» What to produce: Transcribe the records that follow. Keep every word exactly, and drop the pictures.

» Input data:

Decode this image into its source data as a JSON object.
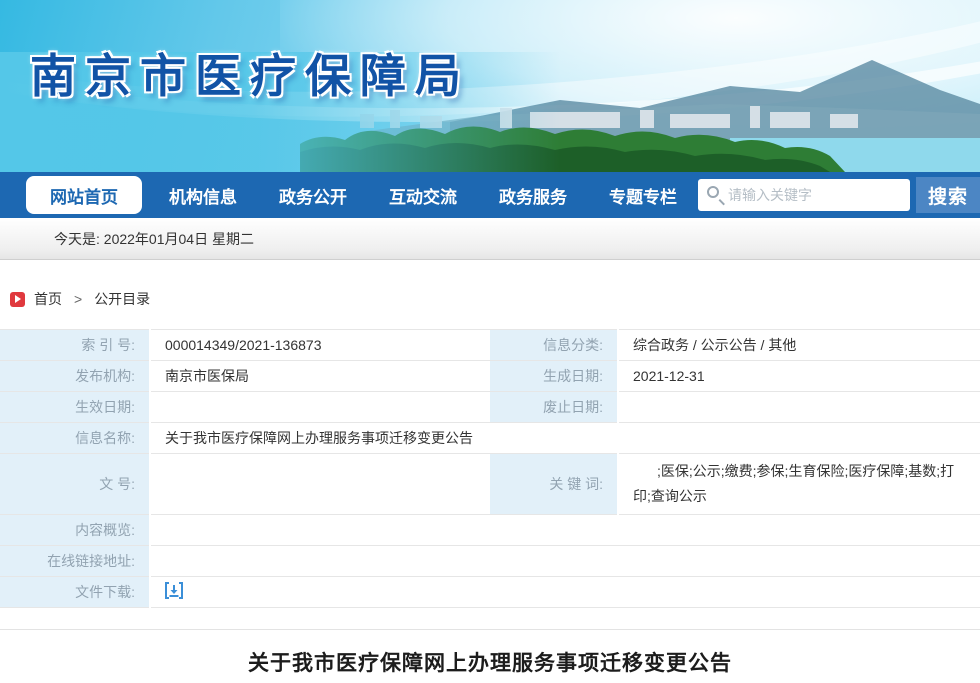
{
  "banner": {
    "site_title": "南京市医疗保障局"
  },
  "nav": {
    "items": [
      {
        "label": "网站首页",
        "active": true
      },
      {
        "label": "机构信息",
        "active": false
      },
      {
        "label": "政务公开",
        "active": false
      },
      {
        "label": "互动交流",
        "active": false
      },
      {
        "label": "政务服务",
        "active": false
      },
      {
        "label": "专题专栏",
        "active": false
      }
    ],
    "search_placeholder": "请输入关键字",
    "search_button": "搜索"
  },
  "date_bar": {
    "text": "今天是:  2022年01月04日  星期二"
  },
  "breadcrumb": {
    "home": "首页",
    "separator": ">",
    "current": "公开目录"
  },
  "info_table": {
    "index_label": "索 引 号:",
    "index_value": "000014349/2021-136873",
    "category_label": "信息分类:",
    "category_value": "综合政务  /  公示公告  /  其他",
    "publisher_label": "发布机构:",
    "publisher_value": "南京市医保局",
    "created_label": "生成日期:",
    "created_value": "2021-12-31",
    "effective_label": "生效日期:",
    "effective_value": "",
    "abolished_label": "废止日期:",
    "abolished_value": "",
    "name_label": "信息名称:",
    "name_value": "关于我市医疗保障网上办理服务事项迁移变更公告",
    "docnum_label": "文      号:",
    "docnum_value": "",
    "keywords_label": "关 键 词:",
    "keywords_value": ";医保;公示;缴费;参保;生育保险;医疗保障;基数;打印;查询公示",
    "overview_label": "内容概览:",
    "overview_value": "",
    "link_label": "在线链接地址:",
    "link_value": "",
    "download_label": "文件下载:"
  },
  "article": {
    "title": "关于我市医疗保障网上办理服务事项迁移变更公告"
  },
  "colors": {
    "nav_blue": "#1d68b2",
    "search_button_blue": "#4c86c4",
    "banner_title_blue": "#1153a6",
    "label_cell_bg": "#e2f0f9",
    "label_text_gray": "#92a3b1",
    "breadcrumb_icon_red": "#e0393e",
    "download_icon_blue": "#3b8fd8"
  }
}
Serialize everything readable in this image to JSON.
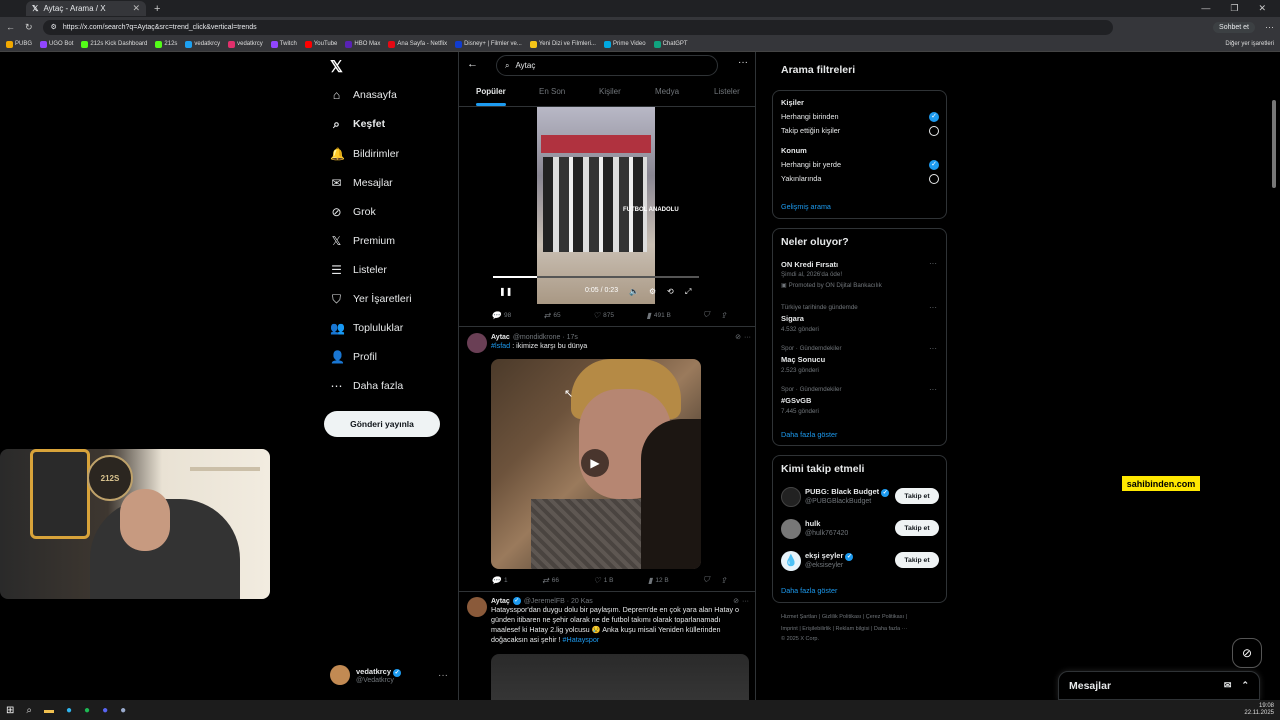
{
  "browser": {
    "tab_title": "Aytaç - Arama / X",
    "url": "https://x.com/search?q=Aytaç&src=trend_click&vertical=trends",
    "chat_button": "Sohbet et",
    "bookmarks": [
      "PUBG",
      "UGO Bot",
      "212s Kick Dashboard",
      "212s",
      "vedatkrcy",
      "vedatkrcy",
      "Twitch",
      "YouTube",
      "HBO Max",
      "Ana Sayfa - Netflix",
      "Disney+ | Filmler ve...",
      "Yeni Dizi ve Filmleri...",
      "Prime Video",
      "ChatGPT"
    ],
    "bookmarks_other": "Diğer yer işaretleri"
  },
  "nav": {
    "items": [
      {
        "label": "Anasayfa",
        "icon": "home-icon"
      },
      {
        "label": "Keşfet",
        "icon": "search-icon"
      },
      {
        "label": "Bildirimler",
        "icon": "bell-icon"
      },
      {
        "label": "Mesajlar",
        "icon": "mail-icon"
      },
      {
        "label": "Grok",
        "icon": "grok-icon"
      },
      {
        "label": "Premium",
        "icon": "x-icon"
      },
      {
        "label": "Listeler",
        "icon": "list-icon"
      },
      {
        "label": "Yer İşaretleri",
        "icon": "bookmark-icon"
      },
      {
        "label": "Topluluklar",
        "icon": "communities-icon"
      },
      {
        "label": "Profil",
        "icon": "profile-icon"
      },
      {
        "label": "Daha fazla",
        "icon": "more-icon"
      }
    ],
    "post_button": "Gönderi yayınla",
    "user_name": "vedatkrcy",
    "user_handle": "@Vedatkrcy"
  },
  "search": {
    "query": "Aytaç",
    "tabs": [
      "Popüler",
      "En Son",
      "Kişiler",
      "Medya",
      "Listeler"
    ]
  },
  "posts": [
    {
      "video_time": "0:05 / 0:23",
      "watermark": "FUTBOL ANADOLU",
      "replies": "98",
      "reposts": "65",
      "likes": "875",
      "views": "491 B"
    },
    {
      "name": "Aytac",
      "handle": "@mondidkrone · 17s",
      "hashtag": "#lsfad",
      "text": ": ikimize karşı bu dünya",
      "replies": "1",
      "reposts": "66",
      "likes": "1 B",
      "views": "12 B"
    },
    {
      "name": "Aytaç",
      "handle": "@JeremelFB · 20 Kas",
      "text": "Hataysspor'dan duygu dolu bir paylaşım. Deprem'de en çok yara alan Hatay o günden itibaren ne şehir olarak ne de futbol takımı olarak toparlanamadı maalesef ki Hatay 2.lig yolcusu 😢 Anka kuşu misali Yeniden küllerinden doğacaksın asi şehir !",
      "hashtag": "#Hatayspor"
    }
  ],
  "filters": {
    "title": "Arama filtreleri",
    "people_label": "Kişiler",
    "people_opts": [
      "Herhangi birinden",
      "Takip ettiğin kişiler"
    ],
    "loc_label": "Konum",
    "loc_opts": [
      "Herhangi bir yerde",
      "Yakınlarında"
    ],
    "advanced": "Gelişmiş arama"
  },
  "trends": {
    "title": "Neler oluyor?",
    "promo_title": "ON Kredi Fırsatı",
    "promo_sub": "Şimdi al, 2026'da öde!",
    "promo_by": "Promoted by ON Dijital Bankacılık",
    "items": [
      {
        "meta": "Türkiye tarihinde gündemde",
        "title": "Sigara",
        "count": "4.532 gönderi"
      },
      {
        "meta": "Spor · Gündemdekiler",
        "title": "Maç Sonucu",
        "count": "2.523 gönderi"
      },
      {
        "meta": "Spor · Gündemdekiler",
        "title": "#GSvGB",
        "count": "7.445 gönderi"
      }
    ],
    "more": "Daha fazla göster"
  },
  "who_to_follow": {
    "title": "Kimi takip etmeli",
    "items": [
      {
        "name": "PUBG: Black Budget",
        "handle": "@PUBGBlackBudget",
        "btn": "Takip et"
      },
      {
        "name": "hulk",
        "handle": "@hulk767420",
        "btn": "Takip et"
      },
      {
        "name": "ekşi şeyler",
        "handle": "@eksiseyler",
        "btn": "Takip et"
      }
    ],
    "more": "Daha fazla göster"
  },
  "footer": {
    "line1": "Hizmet Şartları  |  Gizlilik Politikası  |  Çerez Politikası  |",
    "line2": "Imprint  |  Erişilebilirlik  |  Reklam bilgisi  |  Daha fazla ···",
    "line3": "© 2025 X Corp."
  },
  "overlay": {
    "sahibinden": "sahibinden.com",
    "webcam_logo": "212S"
  },
  "messages_drawer": "Mesajlar",
  "taskbar": {
    "time": "19:08",
    "date": "22.11.2025"
  },
  "colors": {
    "accent": "#1d9bf0",
    "bg": "#000000",
    "border": "#2f3336",
    "muted": "#71767b"
  }
}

» The solution:
Decode this image into its source data as a JSON object.
{
  "banner": {
    "site_title": "南京市医疗保障局"
  },
  "nav": {
    "items": [
      {
        "label": "网站首页",
        "active": true
      },
      {
        "label": "机构信息",
        "active": false
      },
      {
        "label": "政务公开",
        "active": false
      },
      {
        "label": "互动交流",
        "active": false
      },
      {
        "label": "政务服务",
        "active": false
      },
      {
        "label": "专题专栏",
        "active": false
      }
    ],
    "search_placeholder": "请输入关键字",
    "search_button": "搜索"
  },
  "date_bar": {
    "text": "今天是:  2022年01月04日  星期二"
  },
  "breadcrumb": {
    "home": "首页",
    "separator": ">",
    "current": "公开目录"
  },
  "info_table": {
    "index_label": "索 引 号:",
    "index_value": "000014349/2021-136873",
    "category_label": "信息分类:",
    "category_value": "综合政务  /  公示公告  /  其他",
    "publisher_label": "发布机构:",
    "publisher_value": "南京市医保局",
    "created_label": "生成日期:",
    "created_value": "2021-12-31",
    "effective_label": "生效日期:",
    "effective_value": "",
    "abolished_label": "废止日期:",
    "abolished_value": "",
    "name_label": "信息名称:",
    "name_value": "关于我市医疗保障网上办理服务事项迁移变更公告",
    "docnum_label": "文      号:",
    "docnum_value": "",
    "keywords_label": "关 键 词:",
    "keywords_value": ";医保;公示;缴费;参保;生育保险;医疗保障;基数;打印;查询公示",
    "overview_label": "内容概览:",
    "overview_value": "",
    "link_label": "在线链接地址:",
    "link_value": "",
    "download_label": "文件下载:"
  },
  "article": {
    "title": "关于我市医疗保障网上办理服务事项迁移变更公告"
  },
  "colors": {
    "nav_blue": "#1d68b2",
    "search_button_blue": "#4c86c4",
    "banner_title_blue": "#1153a6",
    "label_cell_bg": "#e2f0f9",
    "label_text_gray": "#92a3b1",
    "breadcrumb_icon_red": "#e0393e",
    "download_icon_blue": "#3b8fd8"
  }
}
Serialize everything readable in this image to JSON.
{
  "browser": {
    "tab_title": "Aytaç - Arama / X",
    "url": "https://x.com/search?q=Aytaç&src=trend_click&vertical=trends",
    "chat_button": "Sohbet et",
    "bookmarks": [
      "PUBG",
      "UGO Bot",
      "212s Kick Dashboard",
      "212s",
      "vedatkrcy",
      "vedatkrcy",
      "Twitch",
      "YouTube",
      "HBO Max",
      "Ana Sayfa - Netflix",
      "Disney+ | Filmler ve...",
      "Yeni Dizi ve Filmleri...",
      "Prime Video",
      "ChatGPT"
    ],
    "bookmarks_other": "Diğer yer işaretleri"
  },
  "nav": {
    "items": [
      {
        "label": "Anasayfa",
        "icon": "home-icon"
      },
      {
        "label": "Keşfet",
        "icon": "search-icon"
      },
      {
        "label": "Bildirimler",
        "icon": "bell-icon"
      },
      {
        "label": "Mesajlar",
        "icon": "mail-icon"
      },
      {
        "label": "Grok",
        "icon": "grok-icon"
      },
      {
        "label": "Premium",
        "icon": "x-icon"
      },
      {
        "label": "Listeler",
        "icon": "list-icon"
      },
      {
        "label": "Yer İşaretleri",
        "icon": "bookmark-icon"
      },
      {
        "label": "Topluluklar",
        "icon": "communities-icon"
      },
      {
        "label": "Profil",
        "icon": "profile-icon"
      },
      {
        "label": "Daha fazla",
        "icon": "more-icon"
      }
    ],
    "post_button": "Gönderi yayınla",
    "user_name": "vedatkrcy",
    "user_handle": "@Vedatkrcy"
  },
  "search": {
    "query": "Aytaç",
    "tabs": [
      "Popüler",
      "En Son",
      "Kişiler",
      "Medya",
      "Listeler"
    ]
  },
  "posts": [
    {
      "video_time": "0:05 / 0:23",
      "watermark": "FUTBOL ANADOLU",
      "replies": "98",
      "reposts": "65",
      "likes": "875",
      "views": "491 B"
    },
    {
      "name": "Aytac",
      "handle": "@mondidkrone · 17s",
      "hashtag": "#lsfad",
      "text": ": ikimize karşı bu dünya",
      "replies": "1",
      "reposts": "66",
      "likes": "1 B",
      "views": "12 B"
    },
    {
      "name": "Aytaç",
      "handle": "@JeremelFB · 20 Kas",
      "text": "Hataysspor'dan duygu dolu bir paylaşım. Deprem'de en çok yara alan Hatay o günden itibaren ne şehir olarak ne de futbol takımı olarak toparlanamadı maalesef ki Hatay 2.lig yolcusu 😢 Anka kuşu misali Yeniden küllerinden doğacaksın asi şehir !",
      "hashtag": "#Hatayspor"
    }
  ],
  "filters": {
    "title": "Arama filtreleri",
    "people_label": "Kişiler",
    "people_opts": [
      "Herhangi birinden",
      "Takip ettiğin kişiler"
    ],
    "loc_label": "Konum",
    "loc_opts": [
      "Herhangi bir yerde",
      "Yakınlarında"
    ],
    "advanced": "Gelişmiş arama"
  },
  "trends": {
    "title": "Neler oluyor?",
    "promo_title": "ON Kredi Fırsatı",
    "promo_sub": "Şimdi al, 2026'da öde!",
    "promo_by": "Promoted by ON Dijital Bankacılık",
    "items": [
      {
        "meta": "Türkiye tarihinde gündemde",
        "title": "Sigara",
        "count": "4.532 gönderi"
      },
      {
        "meta": "Spor · Gündemdekiler",
        "title": "Maç Sonucu",
        "count": "2.523 gönderi"
      },
      {
        "meta": "Spor · Gündemdekiler",
        "title": "#GSvGB",
        "count": "7.445 gönderi"
      }
    ],
    "more": "Daha fazla göster"
  },
  "who_to_follow": {
    "title": "Kimi takip etmeli",
    "items": [
      {
        "name": "PUBG: Black Budget",
        "handle": "@PUBGBlackBudget",
        "btn": "Takip et"
      },
      {
        "name": "hulk",
        "handle": "@hulk767420",
        "btn": "Takip et"
      },
      {
        "name": "ekşi şeyler",
        "handle": "@eksiseyler",
        "btn": "Takip et"
      }
    ],
    "more": "Daha fazla göster"
  },
  "footer": {
    "line1": "Hizmet Şartları  |  Gizlilik Politikası  |  Çerez Politikası  |",
    "line2": "Imprint  |  Erişilebilirlik  |  Reklam bilgisi  |  Daha fazla ···",
    "line3": "© 2025 X Corp."
  },
  "overlay": {
    "sahibinden": "sahibinden.com",
    "webcam_logo": "212S"
  },
  "messages_drawer": "Mesajlar",
  "taskbar": {
    "time": "19:08",
    "date": "22.11.2025"
  },
  "colors": {
    "accent": "#1d9bf0",
    "bg": "#000000",
    "border": "#2f3336",
    "muted": "#71767b"
  }
}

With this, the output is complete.